(Data records)
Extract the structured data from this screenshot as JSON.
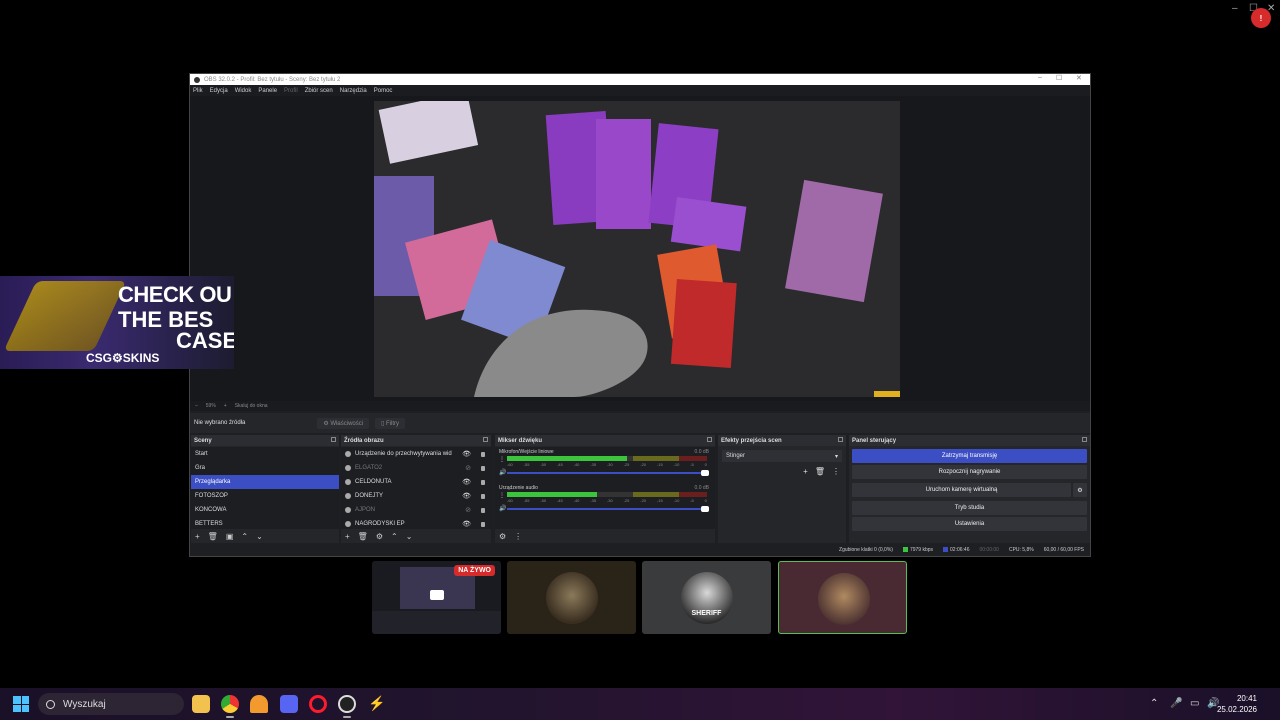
{
  "obs": {
    "title": "OBS 32.0.2 - Profil: Bez tytułu - Sceny: Bez tytułu 2",
    "menu": [
      "Plik",
      "Edycja",
      "Widok",
      "Panele",
      "Profil",
      "Zbiór scen",
      "Narzędzia",
      "Pomoc"
    ],
    "zoom": "59%",
    "fit": "Skaluj do okna",
    "no_source": "Nie wybrano źródła",
    "properties_label": "Właściwości",
    "filters_label": "Filtry",
    "docks": {
      "scenes": {
        "title": "Sceny",
        "items": [
          "Start",
          "Gra",
          "Przeglądarka",
          "FOTOSZOP",
          "KONCOWA",
          "BETTERS"
        ],
        "active": "Przeglądarka"
      },
      "sources": {
        "title": "Źródła obrazu",
        "items": [
          {
            "label": "Urządzenie do przechwytywania wid",
            "dim": false
          },
          {
            "label": "ELGATO2",
            "dim": true
          },
          {
            "label": "CELDONUTA",
            "dim": false
          },
          {
            "label": "DONEJTY",
            "dim": false
          },
          {
            "label": "AJPON",
            "dim": true
          },
          {
            "label": "NAGRODYSKI EP",
            "dim": false
          }
        ]
      },
      "mixer": {
        "title": "Mikser dźwięku",
        "channels": [
          {
            "name": "Mikrofon/Wejście liniowe",
            "db": "0.0 dB",
            "level": 0.6
          },
          {
            "name": "Urządzenie audio",
            "db": "0.0 dB",
            "level": 0.45
          }
        ],
        "ticks": [
          "-60",
          "-55",
          "-50",
          "-45",
          "-40",
          "-35",
          "-30",
          "-25",
          "-20",
          "-15",
          "-10",
          "-5",
          "0"
        ]
      },
      "transitions": {
        "title": "Efekty przejścia scen",
        "selected": "Stinger"
      },
      "controls": {
        "title": "Panel sterujący",
        "buttons": [
          "Zatrzymaj transmisję",
          "Rozpocznij nagrywanie",
          "Uruchom kamerę wirtualną",
          "Tryb studia",
          "Ustawienia"
        ]
      }
    },
    "status": {
      "dropped": "Zgubione klatki 0 (0,0%)",
      "kbps": "7979 kbps",
      "stream_time": "02:06:46",
      "rec_time": "00:00:00",
      "cpu": "CPU: 5,8%",
      "fps": "60,00 / 60,00 FPS"
    }
  },
  "ad": {
    "line1": "CHECK OU",
    "line2": "THE BES",
    "line3": "CASE",
    "brand": "CSG⚙SKINS"
  },
  "tiles": {
    "live_badge": "NA ŻYWO",
    "sheriff": "SHERIFF"
  },
  "taskbar": {
    "search_placeholder": "Wyszukaj",
    "time": "20:41",
    "date": "25.02.2026"
  },
  "colors": {
    "accent": "#3b4ec4",
    "live": "#d62b2b",
    "meter_green": "#3cc43c"
  }
}
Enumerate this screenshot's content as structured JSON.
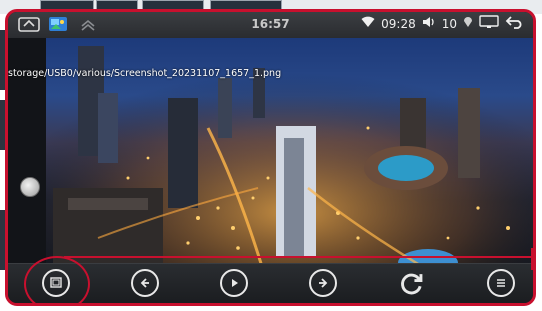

*What is required*.
Repeat the material above in full and exactly, apart from the pictures.

*Expected answer*.
Extract the structured data from this screenshot as JSON.
{
  "obs": {
    "title": "OBS 32.0.2 - Profil: Bez tytułu - Sceny: Bez tytułu 2",
    "menu": [
      "Plik",
      "Edycja",
      "Widok",
      "Panele",
      "Profil",
      "Zbiór scen",
      "Narzędzia",
      "Pomoc"
    ],
    "zoom": "59%",
    "fit": "Skaluj do okna",
    "no_source": "Nie wybrano źródła",
    "properties_label": "Właściwości",
    "filters_label": "Filtry",
    "docks": {
      "scenes": {
        "title": "Sceny",
        "items": [
          "Start",
          "Gra",
          "Przeglądarka",
          "FOTOSZOP",
          "KONCOWA",
          "BETTERS"
        ],
        "active": "Przeglądarka"
      },
      "sources": {
        "title": "Źródła obrazu",
        "items": [
          {
            "label": "Urządzenie do przechwytywania wid",
            "dim": false
          },
          {
            "label": "ELGATO2",
            "dim": true
          },
          {
            "label": "CELDONUTA",
            "dim": false
          },
          {
            "label": "DONEJTY",
            "dim": false
          },
          {
            "label": "AJPON",
            "dim": true
          },
          {
            "label": "NAGRODYSKI EP",
            "dim": false
          }
        ]
      },
      "mixer": {
        "title": "Mikser dźwięku",
        "channels": [
          {
            "name": "Mikrofon/Wejście liniowe",
            "db": "0.0 dB",
            "level": 0.6
          },
          {
            "name": "Urządzenie audio",
            "db": "0.0 dB",
            "level": 0.45
          }
        ],
        "ticks": [
          "-60",
          "-55",
          "-50",
          "-45",
          "-40",
          "-35",
          "-30",
          "-25",
          "-20",
          "-15",
          "-10",
          "-5",
          "0"
        ]
      },
      "transitions": {
        "title": "Efekty przejścia scen",
        "selected": "Stinger"
      },
      "controls": {
        "title": "Panel sterujący",
        "buttons": [
          "Zatrzymaj transmisję",
          "Rozpocznij nagrywanie",
          "Uruchom kamerę wirtualną",
          "Tryb studia",
          "Ustawienia"
        ]
      }
    },
    "status": {
      "dropped": "Zgubione klatki 0 (0,0%)",
      "kbps": "7979 kbps",
      "stream_time": "02:06:46",
      "rec_time": "00:00:00",
      "cpu": "CPU: 5,8%",
      "fps": "60,00 / 60,00 FPS"
    }
  },
  "ad": {
    "line1": "CHECK OU",
    "line2": "THE BES",
    "line3": "CASE",
    "brand": "CSG⚙SKINS"
  },
  "tiles": {
    "live_badge": "NA ŻYWO",
    "sheriff": "SHERIFF"
  },
  "taskbar": {
    "search_placeholder": "Wyszukaj",
    "time": "20:41",
    "date": "25.02.2026"
  },
  "colors": {
    "accent": "#3b4ec4",
    "live": "#d62b2b",
    "meter_green": "#3cc43c"
  }
}
Enumerate this screenshot's content as structured JSON.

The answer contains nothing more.